[Dataset rows about figures]
#####
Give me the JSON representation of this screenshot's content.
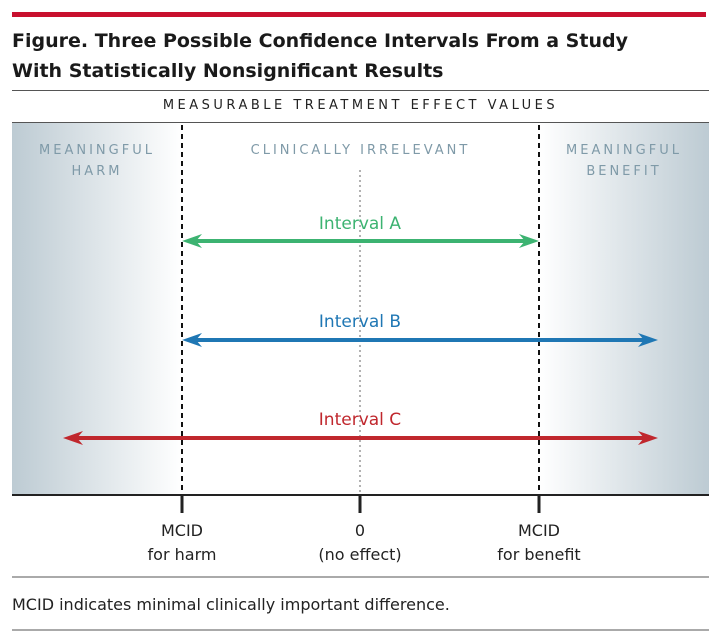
{
  "figure": {
    "title_line1": "Figure. Three Possible Confidence Intervals From a Study",
    "title_line2": "With Statistically Nonsignificant Results",
    "band_label": "MEASURABLE TREATMENT EFFECT VALUES",
    "accent_color": "#c8102e"
  },
  "zones": {
    "harm": [
      "MEANINGFUL",
      "HARM"
    ],
    "irrelevant": "CLINICALLY IRRELEVANT",
    "benefit": [
      "MEANINGFUL",
      "BENEFIT"
    ],
    "zone_color": "#7f9aa8"
  },
  "intervals": [
    {
      "label": "Interval A",
      "color": "#3cb371",
      "left_arrow": true,
      "right_arrow": true
    },
    {
      "label": "Interval B",
      "color": "#1f77b4",
      "left_arrow": true,
      "right_arrow": true
    },
    {
      "label": "Interval C",
      "color": "#c0272d",
      "left_arrow": true,
      "right_arrow": true
    }
  ],
  "axis": {
    "mcid_harm": [
      "MCID",
      "for harm"
    ],
    "zero": [
      "0",
      "(no effect)"
    ],
    "mcid_benefit": [
      "MCID",
      "for benefit"
    ]
  },
  "footnote": "MCID indicates minimal clinically important difference."
}
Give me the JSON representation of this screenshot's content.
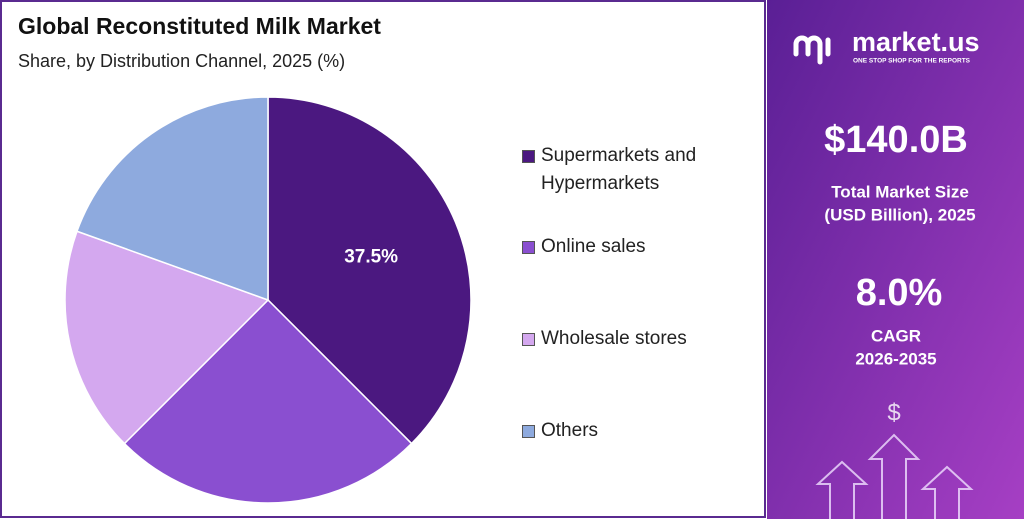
#####
▸ Directive:
Transcribe the whole listing, character for character, but not its images.

▸ Expected answer:
Give me the JSON representation of this screenshot's content.
{
  "figure": {
    "title_line1": "Figure. Three Possible Confidence Intervals From a Study",
    "title_line2": "With Statistically Nonsignificant Results",
    "band_label": "MEASURABLE TREATMENT EFFECT VALUES",
    "accent_color": "#c8102e"
  },
  "zones": {
    "harm": [
      "MEANINGFUL",
      "HARM"
    ],
    "irrelevant": "CLINICALLY IRRELEVANT",
    "benefit": [
      "MEANINGFUL",
      "BENEFIT"
    ],
    "zone_color": "#7f9aa8"
  },
  "intervals": [
    {
      "label": "Interval A",
      "color": "#3cb371",
      "left_arrow": true,
      "right_arrow": true
    },
    {
      "label": "Interval B",
      "color": "#1f77b4",
      "left_arrow": true,
      "right_arrow": true
    },
    {
      "label": "Interval C",
      "color": "#c0272d",
      "left_arrow": true,
      "right_arrow": true
    }
  ],
  "axis": {
    "mcid_harm": [
      "MCID",
      "for harm"
    ],
    "zero": [
      "0",
      "(no effect)"
    ],
    "mcid_benefit": [
      "MCID",
      "for benefit"
    ]
  },
  "footnote": "MCID indicates minimal clinically important difference."
}
Give me the JSON representation of this screenshot's content.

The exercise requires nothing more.